◆ What is being asked ◆
Every entry below should be printed exactly, without its images.

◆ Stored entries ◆
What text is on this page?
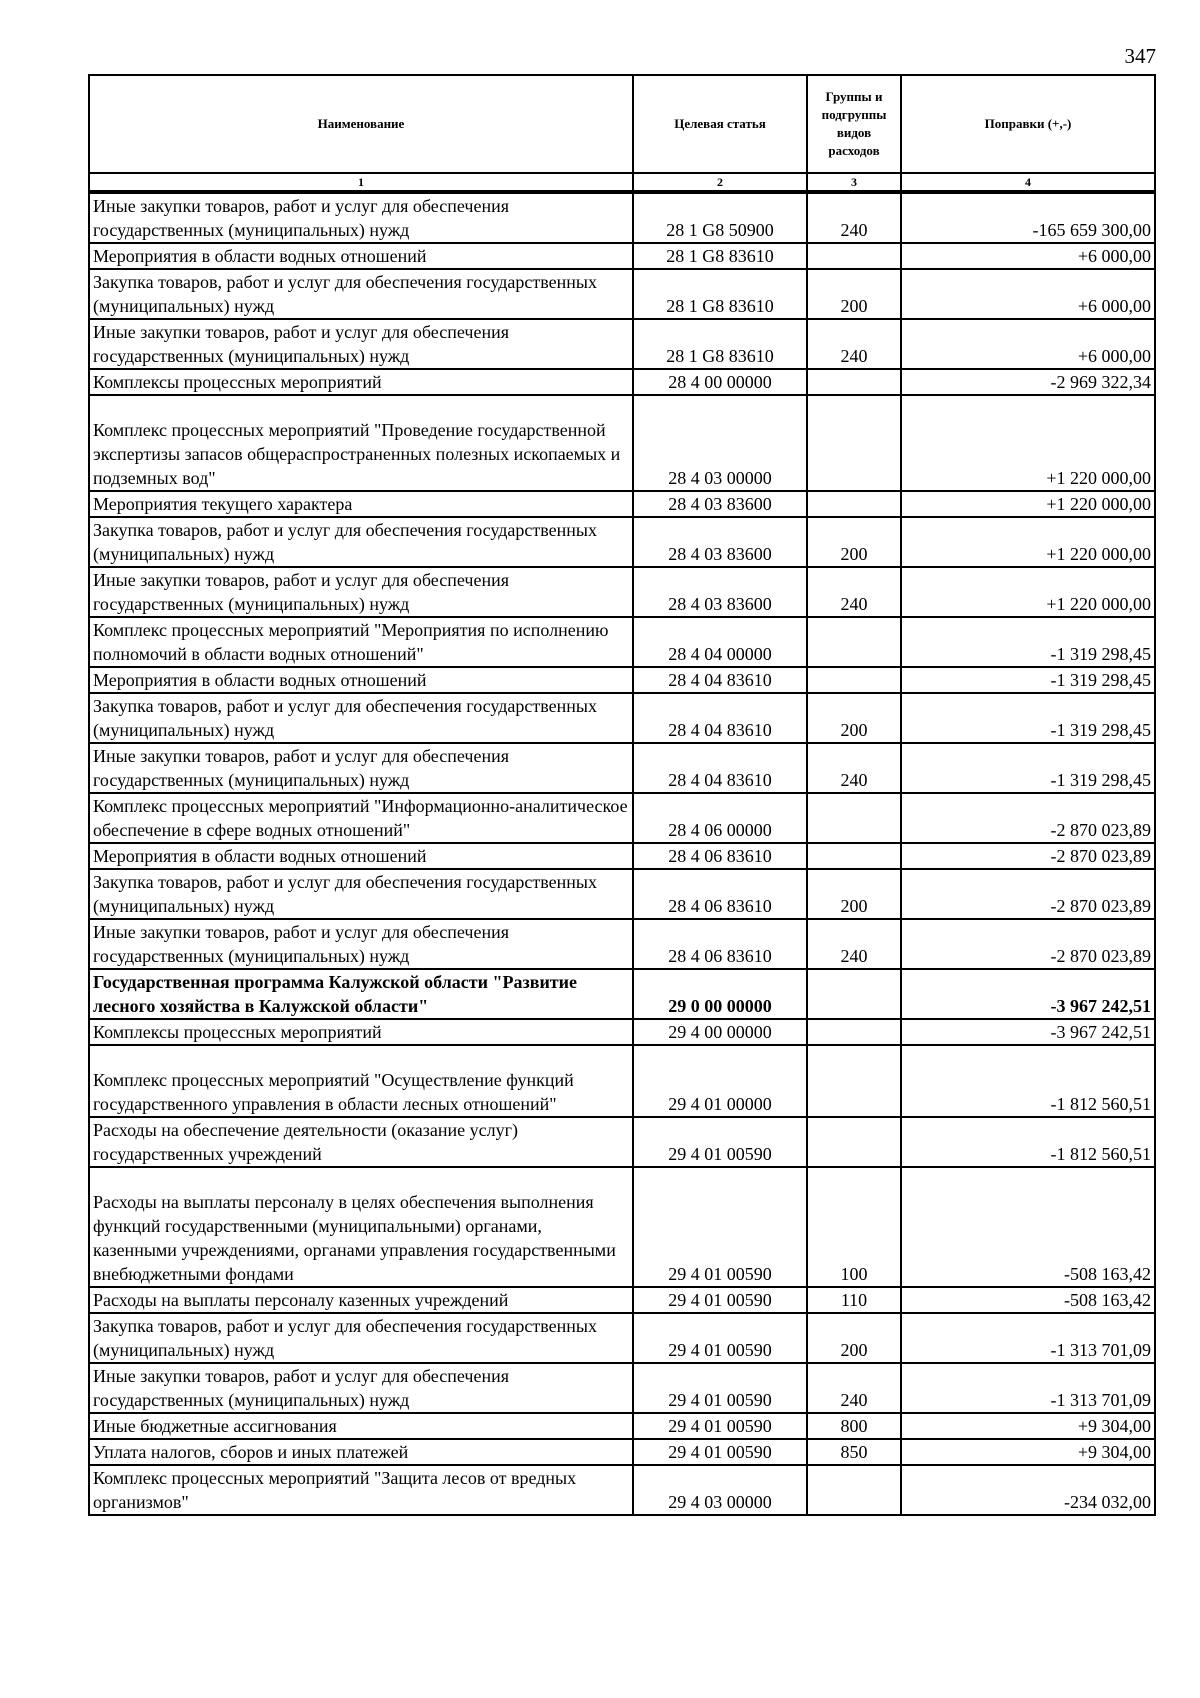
347
Наименование	Целевая статья	Группы и подгруппы видов расходов	Поправки (+,-)
1	2	3	4
Иные закупки товаров, работ и услуг для обеспечения государственных (муниципальных) нужд	28 1 G8 50900	240	-165 659 300,00
Мероприятия в области водных отношений	28 1 G8 83610		+6 000,00
Закупка товаров, работ и услуг для обеспечения государственных (муниципальных) нужд	28 1 G8 83610	200	+6 000,00
Иные закупки товаров, работ и услуг для обеспечения государственных (муниципальных) нужд	28 1 G8 83610	240	+6 000,00
Комплексы процессных мероприятий	28 4 00 00000		-2 969 322,34
Комплекс процессных мероприятий "Проведение государственной экспертизы запасов общераспространенных полезных ископаемых и подземных вод"	28 4 03 00000		+1 220 000,00
Мероприятия текущего характера	28 4 03 83600		+1 220 000,00
Закупка товаров, работ и услуг для обеспечения государственных (муниципальных) нужд	28 4 03 83600	200	+1 220 000,00
Иные закупки товаров, работ и услуг для обеспечения государственных (муниципальных) нужд	28 4 03 83600	240	+1 220 000,00
Комплекс процессных мероприятий "Мероприятия по исполнению полномочий в области водных отношений"	28 4 04 00000		-1 319 298,45
Мероприятия в области водных отношений	28 4 04 83610		-1 319 298,45
Закупка товаров, работ и услуг для обеспечения государственных (муниципальных) нужд	28 4 04 83610	200	-1 319 298,45
Иные закупки товаров, работ и услуг для обеспечения государственных (муниципальных) нужд	28 4 04 83610	240	-1 319 298,45
Комплекс процессных мероприятий "Информационно-аналитическое обеспечение в сфере водных отношений"	28 4 06 00000		-2 870 023,89
Мероприятия в области водных отношений	28 4 06 83610		-2 870 023,89
Закупка товаров, работ и услуг для обеспечения государственных (муниципальных) нужд	28 4 06 83610	200	-2 870 023,89
Иные закупки товаров, работ и услуг для обеспечения государственных (муниципальных) нужд	28 4 06 83610	240	-2 870 023,89
Государственная программа Калужской области "Развитие лесного хозяйства в Калужской области"	29 0 00 00000		-3 967 242,51
Комплексы процессных мероприятий	29 4 00 00000		-3 967 242,51
Комплекс процессных мероприятий "Осуществление функций государственного управления в области лесных отношений"	29 4 01 00000		-1 812 560,51
Расходы на обеспечение деятельности (оказание услуг) государственных учреждений	29 4 01 00590		-1 812 560,51
Расходы на выплаты персоналу в целях обеспечения выполнения функций государственными (муниципальными) органами, казенными учреждениями, органами управления государственными внебюджетными фондами	29 4 01 00590	100	-508 163,42
Расходы на выплаты персоналу казенных учреждений	29 4 01 00590	110	-508 163,42
Закупка товаров, работ и услуг для обеспечения государственных (муниципальных) нужд	29 4 01 00590	200	-1 313 701,09
Иные закупки товаров, работ и услуг для обеспечения государственных (муниципальных) нужд	29 4 01 00590	240	-1 313 701,09
Иные бюджетные ассигнования	29 4 01 00590	800	+9 304,00
Уплата налогов, сборов и иных платежей	29 4 01 00590	850	+9 304,00
Комплекс процессных мероприятий "Защита лесов от вредных организмов"	29 4 03 00000		-234 032,00
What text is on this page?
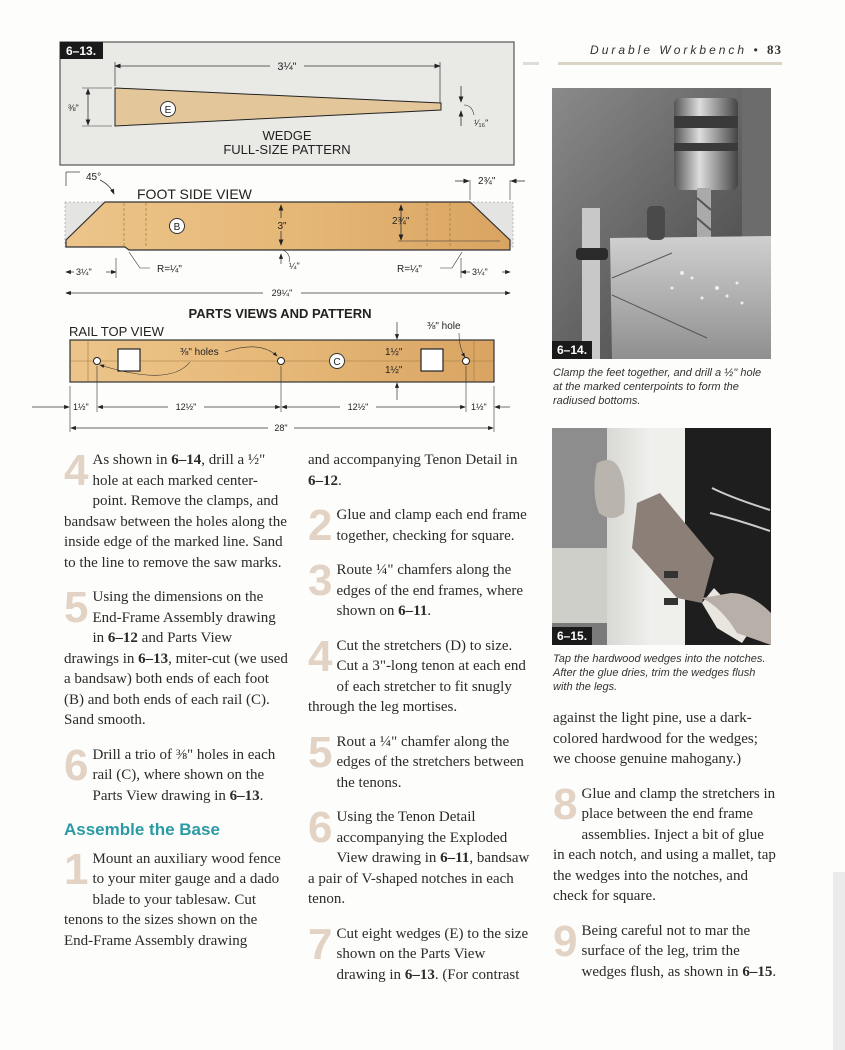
Durable Workbench • 83
3¼"
⅜"
¹⁄₁₆"
E
WEDGE
FULL-SIZE PATTERN
6–13.
45°
FOOT SIDE VIEW
B	3"	2¾"
2¾"
¼"
3¼"	R=¼"	R=¼"	3¼"
29¼"
PARTS VIEWS AND PATTERN
RAIL TOP VIEW
C
⅜" holes
⅜" hole
1½"
1½"
1½"	12½"	12½"	1½"
28"
6–14.
Clamp the feet together, and drill a ½" hole at the marked centerpoints to form the radiused bottoms.
6–15.
Tap the hardwood wedges into the notches. After the glue dries, trim the wedges flush with the legs.
4 As shown in 6–14, drill a ½" hole at each marked center-point. Remove the clamps, and bandsaw between the holes along the inside edge of the marked line. Sand to the line to remove the saw marks.
5 Using the dimensions on the End-Frame Assembly drawing in 6–12 and Parts View drawings in 6–13, miter-cut (we used a bandsaw) both ends of each foot (B) and both ends of each rail (C). Sand smooth.
6 Drill a trio of ⅜" holes in each rail (C), where shown on the Parts View drawing in 6–13.
Assemble the Base
1 Mount an auxiliary wood fence to your miter gauge and a dado blade to your tablesaw. Cut tenons to the sizes shown on the End-Frame Assembly drawing
and accompanying Tenon Detail in 6–12.
2 Glue and clamp each end frame together, checking for square.
3 Route ¼" chamfers along the edges of the end frames, where shown on 6–11.
4 Cut the stretchers (D) to size. Cut a 3"-long tenon at each end of each stretcher to fit snugly through the leg mortises.
5 Rout a ¼" chamfer along the edges of the stretchers between the tenons.
6 Using the Tenon Detail accompanying the Exploded View drawing in 6–11, bandsaw a pair of V-shaped notches in each tenon.
7 Cut eight wedges (E) to the size shown on the Parts View drawing in 6–13. (For contrast
against the light pine, use a dark-colored hardwood for the wedges; we choose genuine mahogany.)
8 Glue and clamp the stretchers in place between the end frame assemblies. Inject a bit of glue in each notch, and using a mallet, tap the wedges into the notches, and check for square.
9 Being careful not to mar the surface of the leg, trim the wedges flush, as shown in 6–15.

◆ Answer in full ◆
What text is on this page?
347
Наименование	Целевая статья	Группы и подгруппы видов расходов	Поправки (+,-)
1	2	3	4
Иные закупки товаров, работ и услуг для обеспечения государственных (муниципальных) нужд	28 1 G8 50900	240	-165 659 300,00
Мероприятия в области водных отношений	28 1 G8 83610		+6 000,00
Закупка товаров, работ и услуг для обеспечения государственных (муниципальных) нужд	28 1 G8 83610	200	+6 000,00
Иные закупки товаров, работ и услуг для обеспечения государственных (муниципальных) нужд	28 1 G8 83610	240	+6 000,00
Комплексы процессных мероприятий	28 4 00 00000		-2 969 322,34
Комплекс процессных мероприятий "Проведение государственной экспертизы запасов общераспространенных полезных ископаемых и подземных вод"	28 4 03 00000		+1 220 000,00
Мероприятия текущего характера	28 4 03 83600		+1 220 000,00
Закупка товаров, работ и услуг для обеспечения государственных (муниципальных) нужд	28 4 03 83600	200	+1 220 000,00
Иные закупки товаров, работ и услуг для обеспечения государственных (муниципальных) нужд	28 4 03 83600	240	+1 220 000,00
Комплекс процессных мероприятий "Мероприятия по исполнению полномочий в области водных отношений"	28 4 04 00000		-1 319 298,45
Мероприятия в области водных отношений	28 4 04 83610		-1 319 298,45
Закупка товаров, работ и услуг для обеспечения государственных (муниципальных) нужд	28 4 04 83610	200	-1 319 298,45
Иные закупки товаров, работ и услуг для обеспечения государственных (муниципальных) нужд	28 4 04 83610	240	-1 319 298,45
Комплекс процессных мероприятий "Информационно-аналитическое обеспечение в сфере водных отношений"	28 4 06 00000		-2 870 023,89
Мероприятия в области водных отношений	28 4 06 83610		-2 870 023,89
Закупка товаров, работ и услуг для обеспечения государственных (муниципальных) нужд	28 4 06 83610	200	-2 870 023,89
Иные закупки товаров, работ и услуг для обеспечения государственных (муниципальных) нужд	28 4 06 83610	240	-2 870 023,89
Государственная программа Калужской области "Развитие лесного хозяйства в Калужской области"	29 0 00 00000		-3 967 242,51
Комплексы процессных мероприятий	29 4 00 00000		-3 967 242,51
Комплекс процессных мероприятий "Осуществление функций государственного управления в области лесных отношений"	29 4 01 00000		-1 812 560,51
Расходы на обеспечение деятельности (оказание услуг) государственных учреждений	29 4 01 00590		-1 812 560,51
Расходы на выплаты персоналу в целях обеспечения выполнения функций государственными (муниципальными) органами, казенными учреждениями, органами управления государственными внебюджетными фондами	29 4 01 00590	100	-508 163,42
Расходы на выплаты персоналу казенных учреждений	29 4 01 00590	110	-508 163,42
Закупка товаров, работ и услуг для обеспечения государственных (муниципальных) нужд	29 4 01 00590	200	-1 313 701,09
Иные закупки товаров, работ и услуг для обеспечения государственных (муниципальных) нужд	29 4 01 00590	240	-1 313 701,09
Иные бюджетные ассигнования	29 4 01 00590	800	+9 304,00
Уплата налогов, сборов и иных платежей	29 4 01 00590	850	+9 304,00
Комплекс процессных мероприятий "Защита лесов от вредных организмов"	29 4 03 00000		-234 032,00
What text is on this page?
Durable Workbench • 83
3¼"
⅜"
¹⁄₁₆"
E
WEDGE
FULL-SIZE PATTERN
6–13.
45°
FOOT SIDE VIEW
B	3"	2¾"
2¾"
¼"
3¼"	R=¼"	R=¼"	3¼"
29¼"
PARTS VIEWS AND PATTERN
RAIL TOP VIEW
C
⅜" holes
⅜" hole
1½"
1½"
1½"	12½"	12½"	1½"
28"
6–14.
Clamp the feet together, and drill a ½" hole at the marked centerpoints to form the radiused bottoms.
6–15.
Tap the hardwood wedges into the notches. After the glue dries, trim the wedges flush with the legs.
4 As shown in 6–14, drill a ½" hole at each marked center-point. Remove the clamps, and bandsaw between the holes along the inside edge of the marked line. Sand to the line to remove the saw marks.
5 Using the dimensions on the End-Frame Assembly drawing in 6–12 and Parts View drawings in 6–13, miter-cut (we used a bandsaw) both ends of each foot (B) and both ends of each rail (C). Sand smooth.
6 Drill a trio of ⅜" holes in each rail (C), where shown on the Parts View drawing in 6–13.
Assemble the Base
1 Mount an auxiliary wood fence to your miter gauge and a dado blade to your tablesaw. Cut tenons to the sizes shown on the End-Frame Assembly drawing
and accompanying Tenon Detail in 6–12.
2 Glue and clamp each end frame together, checking for square.
3 Route ¼" chamfers along the edges of the end frames, where shown on 6–11.
4 Cut the stretchers (D) to size. Cut a 3"-long tenon at each end of each stretcher to fit snugly through the leg mortises.
5 Rout a ¼" chamfer along the edges of the stretchers between the tenons.
6 Using the Tenon Detail accompanying the Exploded View drawing in 6–11, bandsaw a pair of V-shaped notches in each tenon.
7 Cut eight wedges (E) to the size shown on the Parts View drawing in 6–13. (For contrast
against the light pine, use a dark-colored hardwood for the wedges; we choose genuine mahogany.)
8 Glue and clamp the stretchers in place between the end frame assemblies. Inject a bit of glue in each notch, and using a mallet, tap the wedges into the notches, and check for square.
9 Being careful not to mar the surface of the leg, trim the wedges flush, as shown in 6–15.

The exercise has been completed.